> WHAT YOU WILL DO: Within the records that follow, find every line containing the string "Campaign". Copy those lines.

> Extracted data entries:
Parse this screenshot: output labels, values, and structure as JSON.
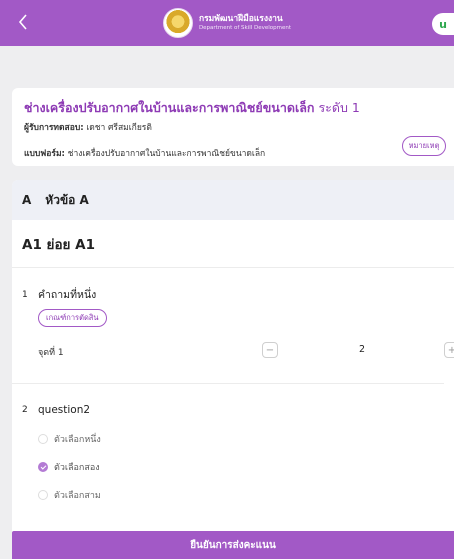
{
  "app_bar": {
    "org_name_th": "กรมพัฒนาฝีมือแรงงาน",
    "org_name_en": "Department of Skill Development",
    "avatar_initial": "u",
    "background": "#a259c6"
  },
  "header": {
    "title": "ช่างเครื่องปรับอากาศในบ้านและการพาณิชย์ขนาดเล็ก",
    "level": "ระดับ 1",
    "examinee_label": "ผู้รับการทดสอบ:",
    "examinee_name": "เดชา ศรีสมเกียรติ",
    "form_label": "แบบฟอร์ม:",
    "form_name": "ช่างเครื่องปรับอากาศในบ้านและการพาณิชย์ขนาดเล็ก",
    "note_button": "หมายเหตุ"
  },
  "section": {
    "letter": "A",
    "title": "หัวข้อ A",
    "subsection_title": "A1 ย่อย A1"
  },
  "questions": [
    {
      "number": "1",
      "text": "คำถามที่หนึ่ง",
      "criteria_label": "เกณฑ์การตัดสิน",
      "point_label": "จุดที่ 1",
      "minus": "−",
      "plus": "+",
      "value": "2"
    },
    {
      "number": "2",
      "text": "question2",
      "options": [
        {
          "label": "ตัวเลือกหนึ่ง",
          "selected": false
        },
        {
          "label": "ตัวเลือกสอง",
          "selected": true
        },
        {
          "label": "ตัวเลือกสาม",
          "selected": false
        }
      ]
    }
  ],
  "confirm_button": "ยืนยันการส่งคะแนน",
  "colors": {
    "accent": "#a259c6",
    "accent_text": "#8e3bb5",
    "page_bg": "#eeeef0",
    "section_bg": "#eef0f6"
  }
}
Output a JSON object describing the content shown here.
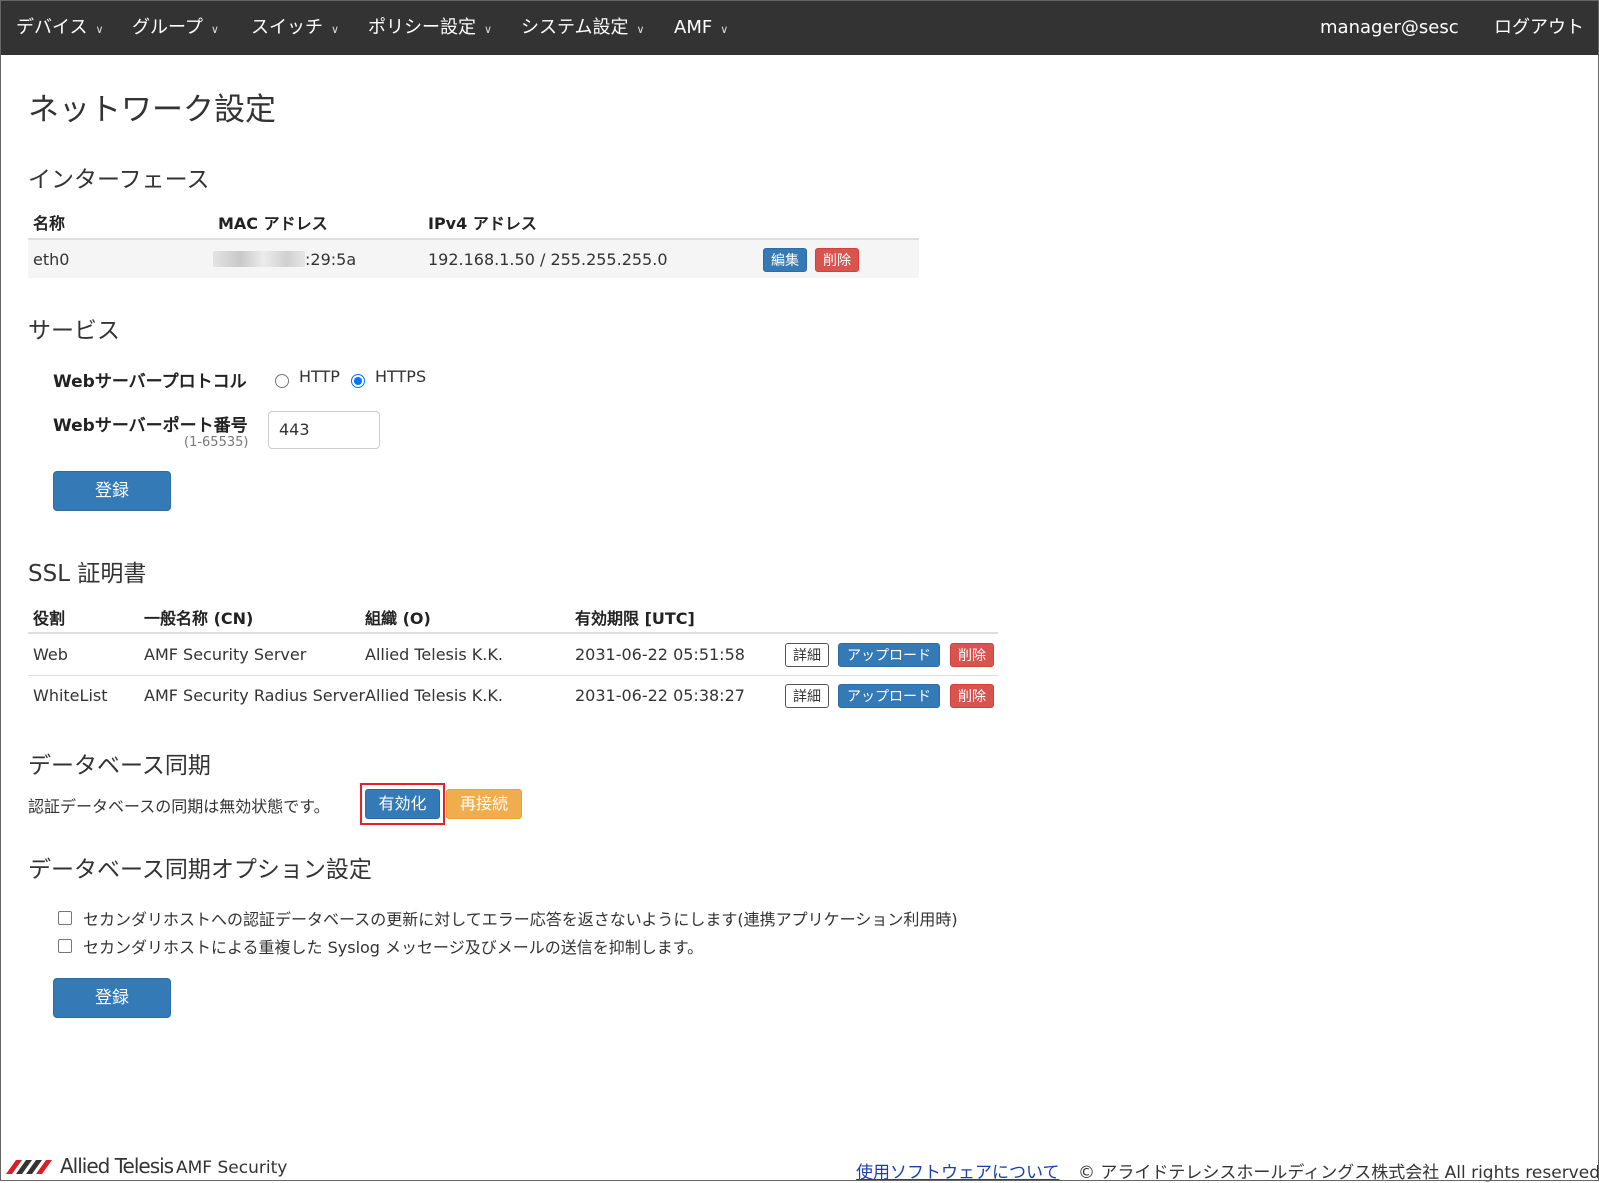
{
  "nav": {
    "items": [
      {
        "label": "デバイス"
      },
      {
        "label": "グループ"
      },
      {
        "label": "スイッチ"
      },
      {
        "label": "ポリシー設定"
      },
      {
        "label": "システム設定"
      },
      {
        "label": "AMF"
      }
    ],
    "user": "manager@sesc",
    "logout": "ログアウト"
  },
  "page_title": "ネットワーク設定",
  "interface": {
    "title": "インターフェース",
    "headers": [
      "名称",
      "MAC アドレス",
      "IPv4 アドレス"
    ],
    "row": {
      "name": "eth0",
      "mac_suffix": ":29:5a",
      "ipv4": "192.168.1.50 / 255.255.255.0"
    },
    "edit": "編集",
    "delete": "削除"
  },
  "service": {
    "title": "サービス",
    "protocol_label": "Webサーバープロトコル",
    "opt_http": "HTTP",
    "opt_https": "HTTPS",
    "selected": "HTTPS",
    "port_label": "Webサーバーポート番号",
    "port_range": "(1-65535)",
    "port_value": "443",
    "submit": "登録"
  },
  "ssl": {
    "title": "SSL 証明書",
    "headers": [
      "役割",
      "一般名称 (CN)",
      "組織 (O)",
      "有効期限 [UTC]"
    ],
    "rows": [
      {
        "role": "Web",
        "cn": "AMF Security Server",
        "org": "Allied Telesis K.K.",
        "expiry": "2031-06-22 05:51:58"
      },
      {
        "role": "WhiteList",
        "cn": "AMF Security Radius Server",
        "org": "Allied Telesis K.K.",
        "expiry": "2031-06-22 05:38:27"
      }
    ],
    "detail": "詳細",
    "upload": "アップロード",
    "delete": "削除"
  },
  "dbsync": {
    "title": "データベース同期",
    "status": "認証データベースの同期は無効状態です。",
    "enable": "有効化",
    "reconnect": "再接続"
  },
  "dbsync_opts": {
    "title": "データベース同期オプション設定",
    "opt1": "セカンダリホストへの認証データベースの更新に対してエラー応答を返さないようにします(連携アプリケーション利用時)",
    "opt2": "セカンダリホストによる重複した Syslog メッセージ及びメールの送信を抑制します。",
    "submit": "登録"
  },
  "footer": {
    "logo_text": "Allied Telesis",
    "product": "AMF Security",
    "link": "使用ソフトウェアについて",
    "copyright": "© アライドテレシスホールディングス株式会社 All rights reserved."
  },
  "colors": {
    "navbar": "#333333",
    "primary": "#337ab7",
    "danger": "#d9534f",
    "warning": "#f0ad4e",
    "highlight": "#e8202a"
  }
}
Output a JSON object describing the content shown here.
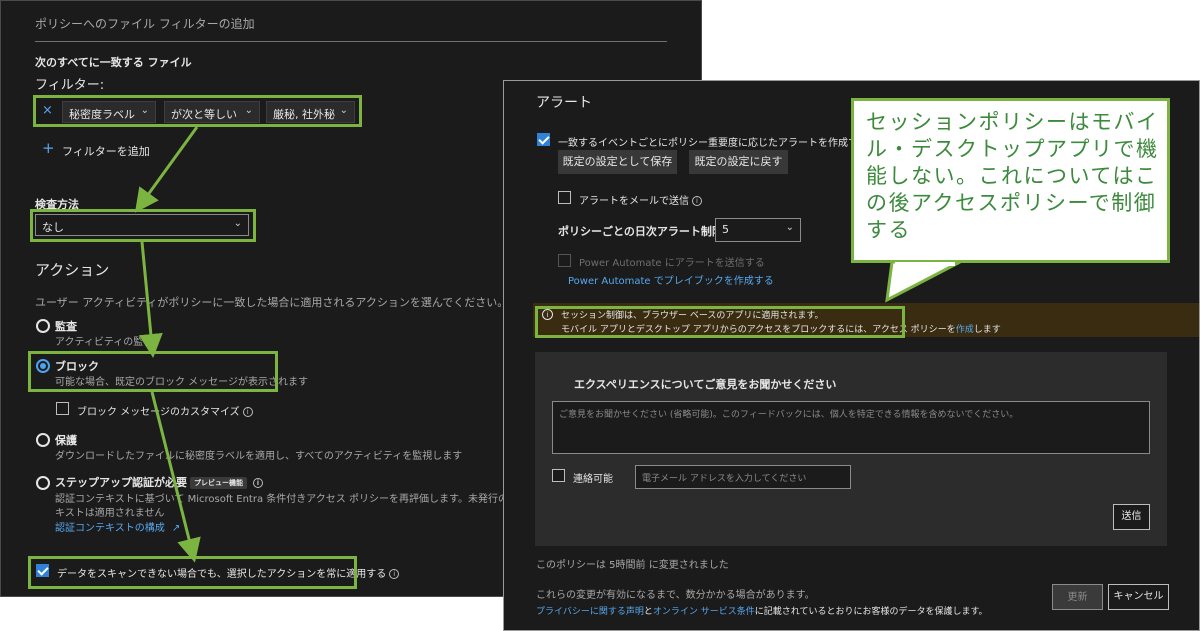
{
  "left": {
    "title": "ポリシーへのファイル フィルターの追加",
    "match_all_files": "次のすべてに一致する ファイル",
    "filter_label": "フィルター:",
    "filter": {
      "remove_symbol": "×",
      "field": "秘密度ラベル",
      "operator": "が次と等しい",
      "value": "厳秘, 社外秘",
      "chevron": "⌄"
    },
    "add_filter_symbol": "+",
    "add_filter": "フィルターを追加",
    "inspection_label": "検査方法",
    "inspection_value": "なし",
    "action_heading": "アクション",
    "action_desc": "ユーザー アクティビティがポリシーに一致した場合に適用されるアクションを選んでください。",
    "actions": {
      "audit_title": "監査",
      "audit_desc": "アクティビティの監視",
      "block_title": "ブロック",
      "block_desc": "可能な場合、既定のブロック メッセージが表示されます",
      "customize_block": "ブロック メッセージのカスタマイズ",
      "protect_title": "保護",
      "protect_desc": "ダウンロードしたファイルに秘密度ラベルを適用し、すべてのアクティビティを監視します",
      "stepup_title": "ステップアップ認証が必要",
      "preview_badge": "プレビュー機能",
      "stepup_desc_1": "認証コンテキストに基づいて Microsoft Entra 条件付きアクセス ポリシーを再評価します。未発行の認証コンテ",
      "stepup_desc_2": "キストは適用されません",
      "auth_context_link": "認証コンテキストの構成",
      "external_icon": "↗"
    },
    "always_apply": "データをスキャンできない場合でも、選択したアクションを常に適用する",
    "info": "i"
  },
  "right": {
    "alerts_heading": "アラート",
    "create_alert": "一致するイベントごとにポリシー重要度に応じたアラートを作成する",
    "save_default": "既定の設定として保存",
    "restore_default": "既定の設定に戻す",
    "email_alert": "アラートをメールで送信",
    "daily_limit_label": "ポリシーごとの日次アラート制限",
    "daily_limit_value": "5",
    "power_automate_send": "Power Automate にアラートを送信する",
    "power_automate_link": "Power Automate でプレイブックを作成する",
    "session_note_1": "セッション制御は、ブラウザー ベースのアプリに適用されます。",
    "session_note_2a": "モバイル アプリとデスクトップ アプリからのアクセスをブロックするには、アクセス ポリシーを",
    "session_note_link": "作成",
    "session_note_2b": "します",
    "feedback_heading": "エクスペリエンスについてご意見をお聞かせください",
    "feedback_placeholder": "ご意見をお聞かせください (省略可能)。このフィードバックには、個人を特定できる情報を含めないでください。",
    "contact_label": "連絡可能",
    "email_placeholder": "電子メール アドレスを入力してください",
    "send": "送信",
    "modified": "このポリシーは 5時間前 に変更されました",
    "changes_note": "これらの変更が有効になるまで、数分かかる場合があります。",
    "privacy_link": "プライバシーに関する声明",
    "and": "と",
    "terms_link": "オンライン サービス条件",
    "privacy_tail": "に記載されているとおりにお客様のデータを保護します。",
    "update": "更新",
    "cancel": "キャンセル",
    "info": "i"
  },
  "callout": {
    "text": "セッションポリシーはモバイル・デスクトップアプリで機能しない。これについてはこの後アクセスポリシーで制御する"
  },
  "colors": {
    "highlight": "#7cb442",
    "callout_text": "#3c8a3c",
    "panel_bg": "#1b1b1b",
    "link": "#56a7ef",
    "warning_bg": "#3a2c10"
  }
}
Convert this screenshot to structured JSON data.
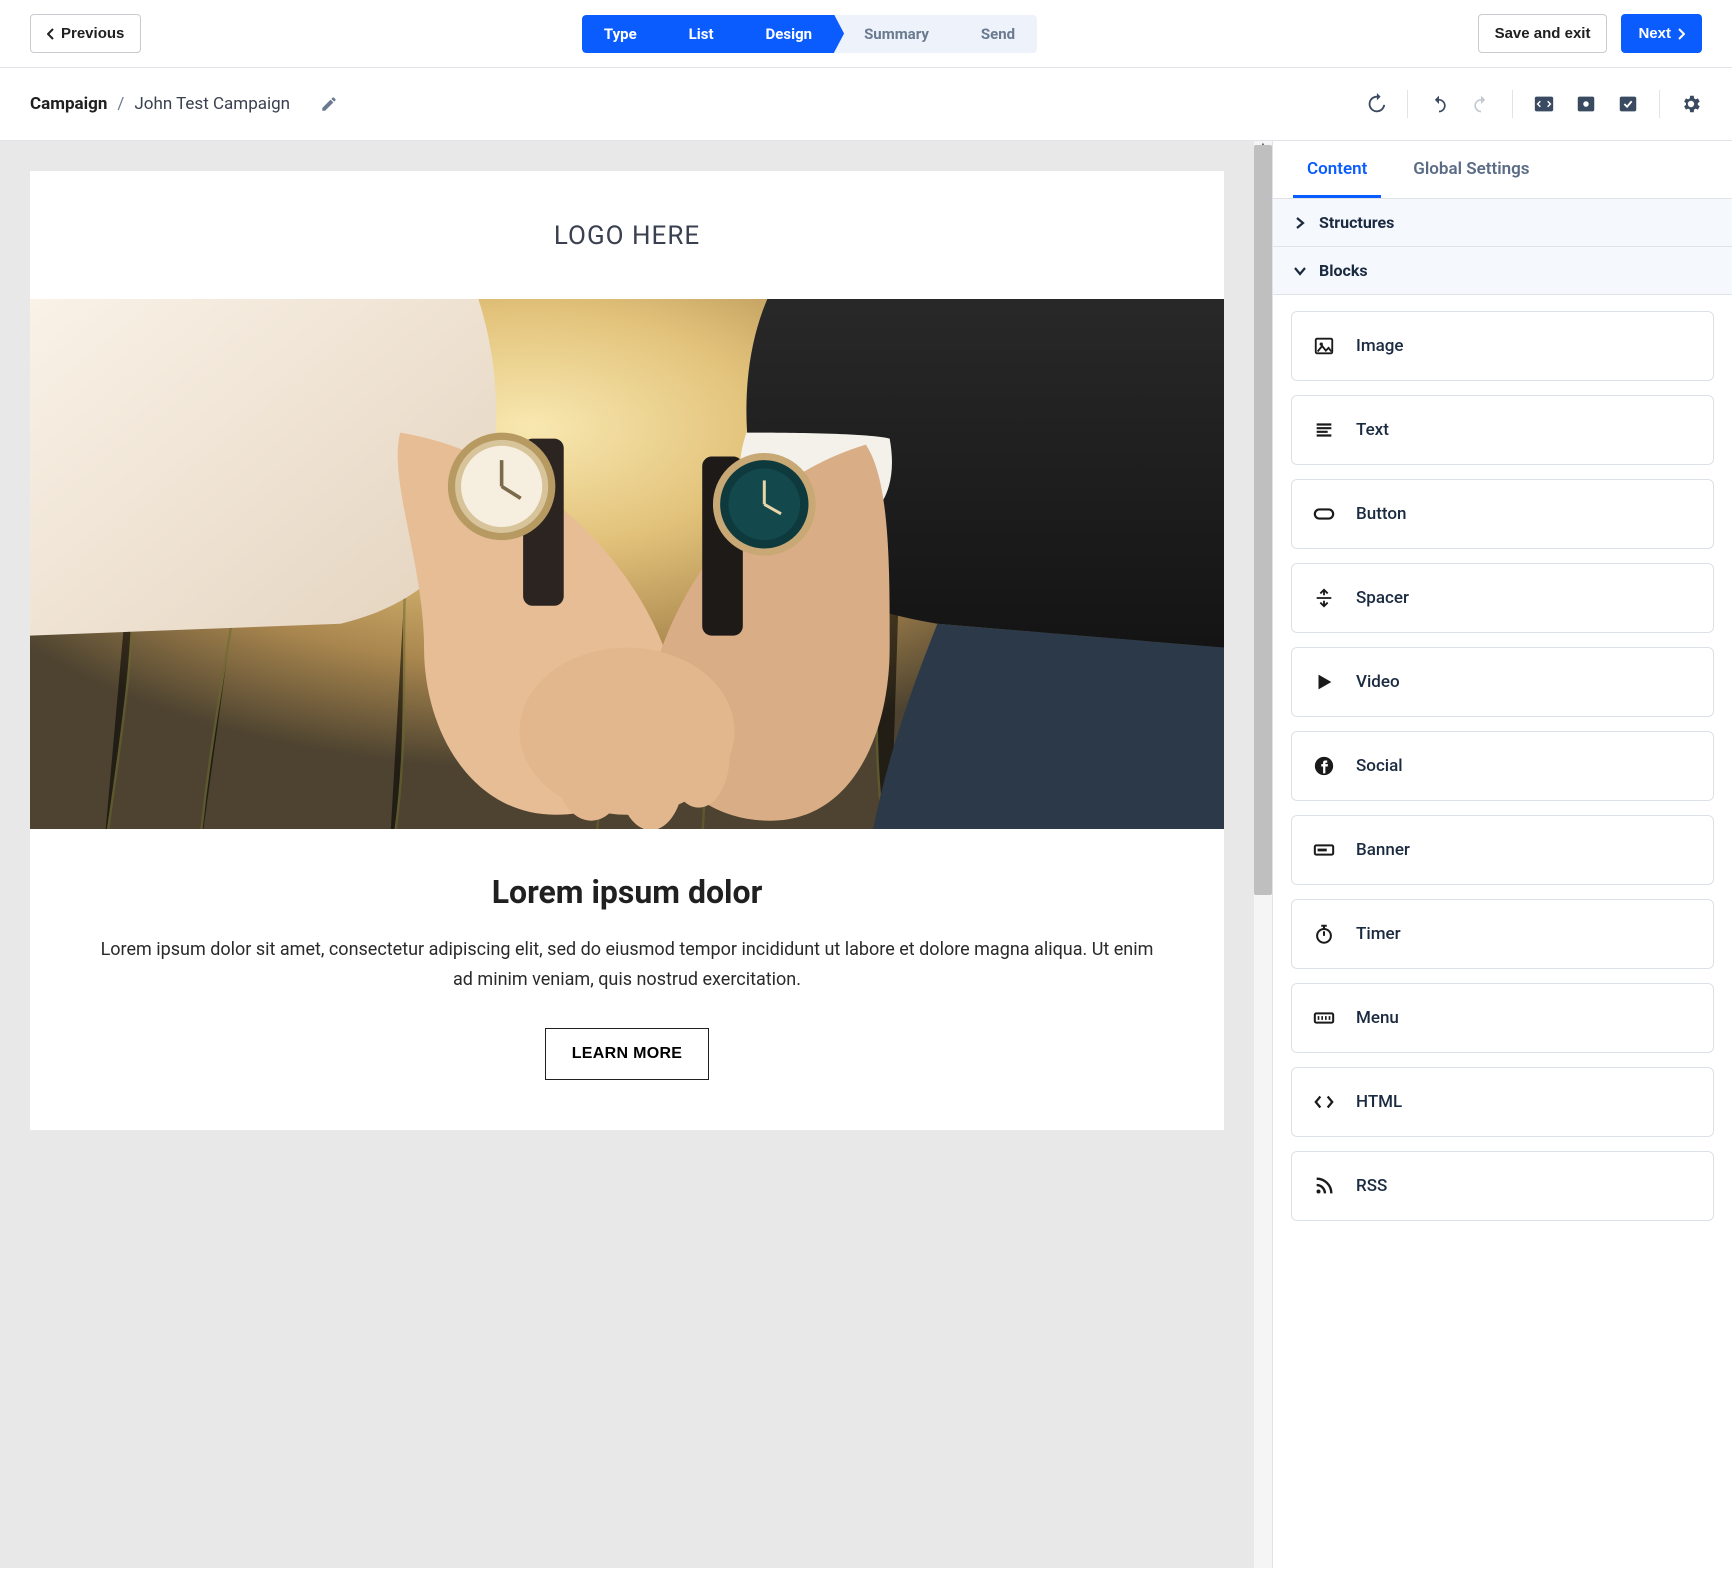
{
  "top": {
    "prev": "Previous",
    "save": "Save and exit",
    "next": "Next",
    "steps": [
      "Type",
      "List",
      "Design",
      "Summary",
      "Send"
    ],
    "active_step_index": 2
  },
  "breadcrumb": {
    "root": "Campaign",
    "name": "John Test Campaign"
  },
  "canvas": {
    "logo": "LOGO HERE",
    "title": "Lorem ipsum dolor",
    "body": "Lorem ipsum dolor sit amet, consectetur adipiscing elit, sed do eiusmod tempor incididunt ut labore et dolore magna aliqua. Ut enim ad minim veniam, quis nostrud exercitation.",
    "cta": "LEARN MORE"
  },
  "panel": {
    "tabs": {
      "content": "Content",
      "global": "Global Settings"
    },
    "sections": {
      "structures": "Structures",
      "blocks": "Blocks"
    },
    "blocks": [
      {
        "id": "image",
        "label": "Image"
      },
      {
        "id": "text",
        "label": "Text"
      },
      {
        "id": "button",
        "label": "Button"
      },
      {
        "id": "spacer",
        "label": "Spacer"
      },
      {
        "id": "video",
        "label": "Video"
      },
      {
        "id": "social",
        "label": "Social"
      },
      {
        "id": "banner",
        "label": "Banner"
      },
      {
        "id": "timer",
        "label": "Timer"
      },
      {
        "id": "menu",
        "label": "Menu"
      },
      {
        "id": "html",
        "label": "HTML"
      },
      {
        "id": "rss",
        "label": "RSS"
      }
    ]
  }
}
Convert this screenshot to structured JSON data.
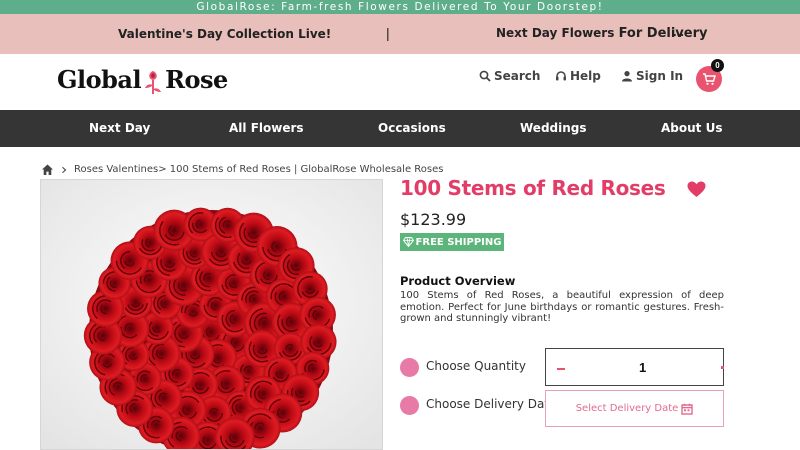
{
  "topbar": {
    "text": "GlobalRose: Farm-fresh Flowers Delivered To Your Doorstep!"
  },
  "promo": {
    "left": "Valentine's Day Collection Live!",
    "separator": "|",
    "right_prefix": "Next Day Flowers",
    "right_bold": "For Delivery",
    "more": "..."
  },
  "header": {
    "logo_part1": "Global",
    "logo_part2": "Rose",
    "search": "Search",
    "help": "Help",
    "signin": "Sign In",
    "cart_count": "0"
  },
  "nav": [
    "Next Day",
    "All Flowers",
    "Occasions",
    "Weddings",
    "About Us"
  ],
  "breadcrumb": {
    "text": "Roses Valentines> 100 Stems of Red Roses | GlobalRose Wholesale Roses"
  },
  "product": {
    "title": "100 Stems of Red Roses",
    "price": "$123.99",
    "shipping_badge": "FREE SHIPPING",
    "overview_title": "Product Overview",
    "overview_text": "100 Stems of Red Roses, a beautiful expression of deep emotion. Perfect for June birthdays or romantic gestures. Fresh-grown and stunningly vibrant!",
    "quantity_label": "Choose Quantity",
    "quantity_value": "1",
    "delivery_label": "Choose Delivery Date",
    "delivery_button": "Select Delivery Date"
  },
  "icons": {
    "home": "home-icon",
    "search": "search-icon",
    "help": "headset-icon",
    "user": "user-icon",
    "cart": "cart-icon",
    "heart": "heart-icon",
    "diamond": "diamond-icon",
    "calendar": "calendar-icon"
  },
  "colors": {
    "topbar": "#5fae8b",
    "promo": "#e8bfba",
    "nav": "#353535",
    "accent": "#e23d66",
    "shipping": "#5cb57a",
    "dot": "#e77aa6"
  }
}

> OUTPUT:
    "root": "Campaign",
    "name": "John Test Campaign"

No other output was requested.